__Given exercise__:
What follows is a listing. Return every line of it exactly.

__Input records__:
+===+

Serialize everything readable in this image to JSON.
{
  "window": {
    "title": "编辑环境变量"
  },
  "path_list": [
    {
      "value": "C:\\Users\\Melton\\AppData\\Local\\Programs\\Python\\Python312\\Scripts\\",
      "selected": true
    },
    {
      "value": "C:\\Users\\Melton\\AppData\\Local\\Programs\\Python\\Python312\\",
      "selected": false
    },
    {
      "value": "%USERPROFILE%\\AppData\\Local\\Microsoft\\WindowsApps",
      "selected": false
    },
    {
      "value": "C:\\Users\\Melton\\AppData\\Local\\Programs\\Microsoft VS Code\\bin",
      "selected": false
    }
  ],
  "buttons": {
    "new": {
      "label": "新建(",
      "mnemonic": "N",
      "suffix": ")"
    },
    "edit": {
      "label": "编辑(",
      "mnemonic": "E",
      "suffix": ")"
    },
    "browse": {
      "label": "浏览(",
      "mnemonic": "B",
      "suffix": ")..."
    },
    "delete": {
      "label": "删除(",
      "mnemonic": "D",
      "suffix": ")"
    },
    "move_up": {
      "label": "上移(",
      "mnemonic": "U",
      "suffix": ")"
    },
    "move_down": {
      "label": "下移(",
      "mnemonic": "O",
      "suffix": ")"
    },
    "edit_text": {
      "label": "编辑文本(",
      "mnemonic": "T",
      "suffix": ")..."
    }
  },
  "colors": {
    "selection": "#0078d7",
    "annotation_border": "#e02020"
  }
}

+===+

__Answer to this problem__:
Serialize everything readable in this image to JSON.
{
  "window": {
    "title": "编辑环境变量"
  },
  "path_list": [
    {
      "value": "C:\\Users\\Melton\\AppData\\Local\\Programs\\Python\\Python312\\Scripts\\",
      "selected": true
    },
    {
      "value": "C:\\Users\\Melton\\AppData\\Local\\Programs\\Python\\Python312\\",
      "selected": false
    },
    {
      "value": "%USERPROFILE%\\AppData\\Local\\Microsoft\\WindowsApps",
      "selected": false
    },
    {
      "value": "C:\\Users\\Melton\\AppData\\Local\\Programs\\Microsoft VS Code\\bin",
      "selected": false
    }
  ],
  "buttons": {
    "new": {
      "label": "新建(",
      "mnemonic": "N",
      "suffix": ")"
    },
    "edit": {
      "label": "编辑(",
      "mnemonic": "E",
      "suffix": ")"
    },
    "browse": {
      "label": "浏览(",
      "mnemonic": "B",
      "suffix": ")..."
    },
    "delete": {
      "label": "删除(",
      "mnemonic": "D",
      "suffix": ")"
    },
    "move_up": {
      "label": "上移(",
      "mnemonic": "U",
      "suffix": ")"
    },
    "move_down": {
      "label": "下移(",
      "mnemonic": "O",
      "suffix": ")"
    },
    "edit_text": {
      "label": "编辑文本(",
      "mnemonic": "T",
      "suffix": ")..."
    }
  },
  "colors": {
    "selection": "#0078d7",
    "annotation_border": "#e02020"
  }
}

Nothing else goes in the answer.